Supplied data –

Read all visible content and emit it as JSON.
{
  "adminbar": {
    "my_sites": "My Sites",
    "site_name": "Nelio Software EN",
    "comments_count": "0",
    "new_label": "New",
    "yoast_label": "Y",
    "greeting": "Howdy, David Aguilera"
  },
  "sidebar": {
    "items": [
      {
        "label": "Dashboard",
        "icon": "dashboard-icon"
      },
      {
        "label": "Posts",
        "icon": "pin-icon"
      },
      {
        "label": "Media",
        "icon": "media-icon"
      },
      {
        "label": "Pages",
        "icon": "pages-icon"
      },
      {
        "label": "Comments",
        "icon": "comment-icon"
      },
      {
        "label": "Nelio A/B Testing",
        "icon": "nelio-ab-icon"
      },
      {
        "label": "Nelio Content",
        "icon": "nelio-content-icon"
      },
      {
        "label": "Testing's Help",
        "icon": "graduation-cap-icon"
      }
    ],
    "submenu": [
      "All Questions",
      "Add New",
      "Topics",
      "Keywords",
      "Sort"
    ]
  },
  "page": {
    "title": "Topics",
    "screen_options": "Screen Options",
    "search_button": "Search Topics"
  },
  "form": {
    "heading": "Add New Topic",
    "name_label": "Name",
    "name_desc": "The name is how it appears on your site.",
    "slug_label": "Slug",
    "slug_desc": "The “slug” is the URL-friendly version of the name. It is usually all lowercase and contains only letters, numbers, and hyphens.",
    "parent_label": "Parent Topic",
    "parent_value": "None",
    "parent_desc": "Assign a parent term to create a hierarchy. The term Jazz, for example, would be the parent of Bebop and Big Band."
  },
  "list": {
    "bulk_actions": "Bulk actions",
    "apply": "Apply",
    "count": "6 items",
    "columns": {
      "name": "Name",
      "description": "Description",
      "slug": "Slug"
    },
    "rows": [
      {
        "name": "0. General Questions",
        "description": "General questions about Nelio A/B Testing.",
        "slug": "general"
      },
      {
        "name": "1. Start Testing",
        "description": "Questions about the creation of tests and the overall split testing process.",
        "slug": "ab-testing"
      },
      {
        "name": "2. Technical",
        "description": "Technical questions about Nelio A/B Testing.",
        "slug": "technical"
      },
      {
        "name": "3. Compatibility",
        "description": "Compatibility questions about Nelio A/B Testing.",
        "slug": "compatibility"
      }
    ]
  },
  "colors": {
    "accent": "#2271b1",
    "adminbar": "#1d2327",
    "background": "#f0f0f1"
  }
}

Given instruction –
Extract every record and return it verbatim.

Expected answer –
Read all visible content and emit it as JSON.
{
  "adminbar": {
    "my_sites": "My Sites",
    "site_name": "Nelio Software EN",
    "comments_count": "0",
    "new_label": "New",
    "yoast_label": "Y",
    "greeting": "Howdy, David Aguilera"
  },
  "sidebar": {
    "items": [
      {
        "label": "Dashboard",
        "icon": "dashboard-icon"
      },
      {
        "label": "Posts",
        "icon": "pin-icon"
      },
      {
        "label": "Media",
        "icon": "media-icon"
      },
      {
        "label": "Pages",
        "icon": "pages-icon"
      },
      {
        "label": "Comments",
        "icon": "comment-icon"
      },
      {
        "label": "Nelio A/B Testing",
        "icon": "nelio-ab-icon"
      },
      {
        "label": "Nelio Content",
        "icon": "nelio-content-icon"
      },
      {
        "label": "Testing's Help",
        "icon": "graduation-cap-icon"
      }
    ],
    "submenu": [
      "All Questions",
      "Add New",
      "Topics",
      "Keywords",
      "Sort"
    ]
  },
  "page": {
    "title": "Topics",
    "screen_options": "Screen Options",
    "search_button": "Search Topics"
  },
  "form": {
    "heading": "Add New Topic",
    "name_label": "Name",
    "name_desc": "The name is how it appears on your site.",
    "slug_label": "Slug",
    "slug_desc": "The “slug” is the URL-friendly version of the name. It is usually all lowercase and contains only letters, numbers, and hyphens.",
    "parent_label": "Parent Topic",
    "parent_value": "None",
    "parent_desc": "Assign a parent term to create a hierarchy. The term Jazz, for example, would be the parent of Bebop and Big Band."
  },
  "list": {
    "bulk_actions": "Bulk actions",
    "apply": "Apply",
    "count": "6 items",
    "columns": {
      "name": "Name",
      "description": "Description",
      "slug": "Slug"
    },
    "rows": [
      {
        "name": "0. General Questions",
        "description": "General questions about Nelio A/B Testing.",
        "slug": "general"
      },
      {
        "name": "1. Start Testing",
        "description": "Questions about the creation of tests and the overall split testing process.",
        "slug": "ab-testing"
      },
      {
        "name": "2. Technical",
        "description": "Technical questions about Nelio A/B Testing.",
        "slug": "technical"
      },
      {
        "name": "3. Compatibility",
        "description": "Compatibility questions about Nelio A/B Testing.",
        "slug": "compatibility"
      }
    ]
  },
  "colors": {
    "accent": "#2271b1",
    "adminbar": "#1d2327",
    "background": "#f0f0f1"
  }
}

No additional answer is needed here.